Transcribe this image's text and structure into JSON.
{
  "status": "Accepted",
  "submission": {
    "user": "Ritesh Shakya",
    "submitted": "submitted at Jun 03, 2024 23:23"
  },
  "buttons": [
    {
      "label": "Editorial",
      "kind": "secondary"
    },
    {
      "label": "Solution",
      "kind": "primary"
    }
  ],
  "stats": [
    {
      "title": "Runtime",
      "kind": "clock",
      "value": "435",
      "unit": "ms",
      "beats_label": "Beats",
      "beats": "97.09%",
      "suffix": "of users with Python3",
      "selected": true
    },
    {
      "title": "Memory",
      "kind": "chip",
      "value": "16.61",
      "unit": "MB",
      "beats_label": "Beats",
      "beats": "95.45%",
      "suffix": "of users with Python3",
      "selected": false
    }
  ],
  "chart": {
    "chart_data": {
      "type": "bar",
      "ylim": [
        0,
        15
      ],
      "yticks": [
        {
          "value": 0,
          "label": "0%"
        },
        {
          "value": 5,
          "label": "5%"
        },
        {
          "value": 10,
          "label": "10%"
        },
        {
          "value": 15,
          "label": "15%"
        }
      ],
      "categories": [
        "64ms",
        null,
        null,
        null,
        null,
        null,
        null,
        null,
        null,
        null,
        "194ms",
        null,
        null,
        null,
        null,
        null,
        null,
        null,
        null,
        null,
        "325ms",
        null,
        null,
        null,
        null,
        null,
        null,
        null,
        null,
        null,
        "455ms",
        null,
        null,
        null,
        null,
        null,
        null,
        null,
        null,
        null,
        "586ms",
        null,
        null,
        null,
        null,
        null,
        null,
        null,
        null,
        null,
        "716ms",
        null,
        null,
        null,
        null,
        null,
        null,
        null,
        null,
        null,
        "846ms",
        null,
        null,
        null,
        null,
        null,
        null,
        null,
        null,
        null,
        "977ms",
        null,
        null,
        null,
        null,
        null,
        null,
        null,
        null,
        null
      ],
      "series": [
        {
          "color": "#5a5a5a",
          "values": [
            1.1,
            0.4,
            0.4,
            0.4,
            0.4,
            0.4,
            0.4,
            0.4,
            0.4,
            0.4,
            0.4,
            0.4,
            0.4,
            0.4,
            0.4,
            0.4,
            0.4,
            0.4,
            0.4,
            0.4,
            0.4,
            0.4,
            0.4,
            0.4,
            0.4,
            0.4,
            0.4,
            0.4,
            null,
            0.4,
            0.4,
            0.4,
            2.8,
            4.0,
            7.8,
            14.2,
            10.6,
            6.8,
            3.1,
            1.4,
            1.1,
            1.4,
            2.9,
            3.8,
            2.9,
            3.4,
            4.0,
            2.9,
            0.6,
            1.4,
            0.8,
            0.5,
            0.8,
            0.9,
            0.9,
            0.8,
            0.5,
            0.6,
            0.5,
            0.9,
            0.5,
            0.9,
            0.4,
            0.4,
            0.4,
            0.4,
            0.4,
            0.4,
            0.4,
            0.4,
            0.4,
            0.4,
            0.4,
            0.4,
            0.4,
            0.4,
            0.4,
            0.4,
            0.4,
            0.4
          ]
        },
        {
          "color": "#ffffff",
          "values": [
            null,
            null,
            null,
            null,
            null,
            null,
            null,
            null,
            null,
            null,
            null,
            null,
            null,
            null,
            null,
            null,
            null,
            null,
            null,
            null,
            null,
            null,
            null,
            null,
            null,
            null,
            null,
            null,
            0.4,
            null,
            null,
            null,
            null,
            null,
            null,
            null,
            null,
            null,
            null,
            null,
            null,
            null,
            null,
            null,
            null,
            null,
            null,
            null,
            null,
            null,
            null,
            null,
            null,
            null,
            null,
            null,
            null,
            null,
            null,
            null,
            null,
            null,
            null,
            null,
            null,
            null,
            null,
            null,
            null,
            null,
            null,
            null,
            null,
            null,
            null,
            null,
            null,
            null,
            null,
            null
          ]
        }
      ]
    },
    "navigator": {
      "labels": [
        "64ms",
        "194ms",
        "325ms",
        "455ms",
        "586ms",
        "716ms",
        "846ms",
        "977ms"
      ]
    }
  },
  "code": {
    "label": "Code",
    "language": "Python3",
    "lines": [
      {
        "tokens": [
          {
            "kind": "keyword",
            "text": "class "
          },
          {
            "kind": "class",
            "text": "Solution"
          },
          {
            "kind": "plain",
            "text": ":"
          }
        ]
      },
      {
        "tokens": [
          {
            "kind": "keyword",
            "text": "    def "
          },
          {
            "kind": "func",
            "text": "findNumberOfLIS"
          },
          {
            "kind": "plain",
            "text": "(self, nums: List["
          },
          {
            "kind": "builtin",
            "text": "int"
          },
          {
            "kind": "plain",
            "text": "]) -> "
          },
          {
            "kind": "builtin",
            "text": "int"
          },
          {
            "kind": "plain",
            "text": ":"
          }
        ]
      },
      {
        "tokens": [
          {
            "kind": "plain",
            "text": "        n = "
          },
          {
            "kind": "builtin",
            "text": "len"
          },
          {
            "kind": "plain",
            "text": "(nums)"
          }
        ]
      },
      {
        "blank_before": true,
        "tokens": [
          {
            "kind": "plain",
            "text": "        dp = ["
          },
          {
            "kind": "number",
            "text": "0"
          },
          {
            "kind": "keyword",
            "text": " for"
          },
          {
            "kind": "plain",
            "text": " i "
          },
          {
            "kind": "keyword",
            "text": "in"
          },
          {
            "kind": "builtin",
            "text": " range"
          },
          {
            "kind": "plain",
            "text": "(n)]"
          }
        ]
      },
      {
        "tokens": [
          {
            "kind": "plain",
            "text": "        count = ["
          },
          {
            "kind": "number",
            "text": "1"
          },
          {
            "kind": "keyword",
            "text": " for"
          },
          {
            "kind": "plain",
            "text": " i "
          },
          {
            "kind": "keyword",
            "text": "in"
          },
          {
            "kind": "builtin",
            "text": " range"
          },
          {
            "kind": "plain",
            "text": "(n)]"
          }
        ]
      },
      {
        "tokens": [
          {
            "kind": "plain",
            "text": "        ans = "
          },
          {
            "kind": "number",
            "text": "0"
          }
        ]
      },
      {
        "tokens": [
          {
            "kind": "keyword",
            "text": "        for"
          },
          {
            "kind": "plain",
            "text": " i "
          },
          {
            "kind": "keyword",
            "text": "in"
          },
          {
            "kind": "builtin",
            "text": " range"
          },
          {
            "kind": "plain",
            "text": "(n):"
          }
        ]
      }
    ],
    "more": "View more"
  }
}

## Stated task
Reproduce the data in full, exactly as presented.

## Response to this exercise
Transcribe this image's text and structure into JSON.
{
  "status": "Accepted",
  "submission": {
    "user": "Ritesh Shakya",
    "submitted": "submitted at Jun 03, 2024 23:23"
  },
  "buttons": [
    {
      "label": "Editorial",
      "kind": "secondary"
    },
    {
      "label": "Solution",
      "kind": "primary"
    }
  ],
  "stats": [
    {
      "title": "Runtime",
      "kind": "clock",
      "value": "435",
      "unit": "ms",
      "beats_label": "Beats",
      "beats": "97.09%",
      "suffix": "of users with Python3",
      "selected": true
    },
    {
      "title": "Memory",
      "kind": "chip",
      "value": "16.61",
      "unit": "MB",
      "beats_label": "Beats",
      "beats": "95.45%",
      "suffix": "of users with Python3",
      "selected": false
    }
  ],
  "chart": {
    "chart_data": {
      "type": "bar",
      "ylim": [
        0,
        15
      ],
      "yticks": [
        {
          "value": 0,
          "label": "0%"
        },
        {
          "value": 5,
          "label": "5%"
        },
        {
          "value": 10,
          "label": "10%"
        },
        {
          "value": 15,
          "label": "15%"
        }
      ],
      "categories": [
        "64ms",
        null,
        null,
        null,
        null,
        null,
        null,
        null,
        null,
        null,
        "194ms",
        null,
        null,
        null,
        null,
        null,
        null,
        null,
        null,
        null,
        "325ms",
        null,
        null,
        null,
        null,
        null,
        null,
        null,
        null,
        null,
        "455ms",
        null,
        null,
        null,
        null,
        null,
        null,
        null,
        null,
        null,
        "586ms",
        null,
        null,
        null,
        null,
        null,
        null,
        null,
        null,
        null,
        "716ms",
        null,
        null,
        null,
        null,
        null,
        null,
        null,
        null,
        null,
        "846ms",
        null,
        null,
        null,
        null,
        null,
        null,
        null,
        null,
        null,
        "977ms",
        null,
        null,
        null,
        null,
        null,
        null,
        null,
        null,
        null
      ],
      "series": [
        {
          "color": "#5a5a5a",
          "values": [
            1.1,
            0.4,
            0.4,
            0.4,
            0.4,
            0.4,
            0.4,
            0.4,
            0.4,
            0.4,
            0.4,
            0.4,
            0.4,
            0.4,
            0.4,
            0.4,
            0.4,
            0.4,
            0.4,
            0.4,
            0.4,
            0.4,
            0.4,
            0.4,
            0.4,
            0.4,
            0.4,
            0.4,
            null,
            0.4,
            0.4,
            0.4,
            2.8,
            4.0,
            7.8,
            14.2,
            10.6,
            6.8,
            3.1,
            1.4,
            1.1,
            1.4,
            2.9,
            3.8,
            2.9,
            3.4,
            4.0,
            2.9,
            0.6,
            1.4,
            0.8,
            0.5,
            0.8,
            0.9,
            0.9,
            0.8,
            0.5,
            0.6,
            0.5,
            0.9,
            0.5,
            0.9,
            0.4,
            0.4,
            0.4,
            0.4,
            0.4,
            0.4,
            0.4,
            0.4,
            0.4,
            0.4,
            0.4,
            0.4,
            0.4,
            0.4,
            0.4,
            0.4,
            0.4,
            0.4
          ]
        },
        {
          "color": "#ffffff",
          "values": [
            null,
            null,
            null,
            null,
            null,
            null,
            null,
            null,
            null,
            null,
            null,
            null,
            null,
            null,
            null,
            null,
            null,
            null,
            null,
            null,
            null,
            null,
            null,
            null,
            null,
            null,
            null,
            null,
            0.4,
            null,
            null,
            null,
            null,
            null,
            null,
            null,
            null,
            null,
            null,
            null,
            null,
            null,
            null,
            null,
            null,
            null,
            null,
            null,
            null,
            null,
            null,
            null,
            null,
            null,
            null,
            null,
            null,
            null,
            null,
            null,
            null,
            null,
            null,
            null,
            null,
            null,
            null,
            null,
            null,
            null,
            null,
            null,
            null,
            null,
            null,
            null,
            null,
            null,
            null,
            null
          ]
        }
      ]
    },
    "navigator": {
      "labels": [
        "64ms",
        "194ms",
        "325ms",
        "455ms",
        "586ms",
        "716ms",
        "846ms",
        "977ms"
      ]
    }
  },
  "code": {
    "label": "Code",
    "language": "Python3",
    "lines": [
      {
        "tokens": [
          {
            "kind": "keyword",
            "text": "class "
          },
          {
            "kind": "class",
            "text": "Solution"
          },
          {
            "kind": "plain",
            "text": ":"
          }
        ]
      },
      {
        "tokens": [
          {
            "kind": "keyword",
            "text": "    def "
          },
          {
            "kind": "func",
            "text": "findNumberOfLIS"
          },
          {
            "kind": "plain",
            "text": "(self, nums: List["
          },
          {
            "kind": "builtin",
            "text": "int"
          },
          {
            "kind": "plain",
            "text": "]) -> "
          },
          {
            "kind": "builtin",
            "text": "int"
          },
          {
            "kind": "plain",
            "text": ":"
          }
        ]
      },
      {
        "tokens": [
          {
            "kind": "plain",
            "text": "        n = "
          },
          {
            "kind": "builtin",
            "text": "len"
          },
          {
            "kind": "plain",
            "text": "(nums)"
          }
        ]
      },
      {
        "blank_before": true,
        "tokens": [
          {
            "kind": "plain",
            "text": "        dp = ["
          },
          {
            "kind": "number",
            "text": "0"
          },
          {
            "kind": "keyword",
            "text": " for"
          },
          {
            "kind": "plain",
            "text": " i "
          },
          {
            "kind": "keyword",
            "text": "in"
          },
          {
            "kind": "builtin",
            "text": " range"
          },
          {
            "kind": "plain",
            "text": "(n)]"
          }
        ]
      },
      {
        "tokens": [
          {
            "kind": "plain",
            "text": "        count = ["
          },
          {
            "kind": "number",
            "text": "1"
          },
          {
            "kind": "keyword",
            "text": " for"
          },
          {
            "kind": "plain",
            "text": " i "
          },
          {
            "kind": "keyword",
            "text": "in"
          },
          {
            "kind": "builtin",
            "text": " range"
          },
          {
            "kind": "plain",
            "text": "(n)]"
          }
        ]
      },
      {
        "tokens": [
          {
            "kind": "plain",
            "text": "        ans = "
          },
          {
            "kind": "number",
            "text": "0"
          }
        ]
      },
      {
        "tokens": [
          {
            "kind": "keyword",
            "text": "        for"
          },
          {
            "kind": "plain",
            "text": " i "
          },
          {
            "kind": "keyword",
            "text": "in"
          },
          {
            "kind": "builtin",
            "text": " range"
          },
          {
            "kind": "plain",
            "text": "(n):"
          }
        ]
      }
    ],
    "more": "View more"
  }
}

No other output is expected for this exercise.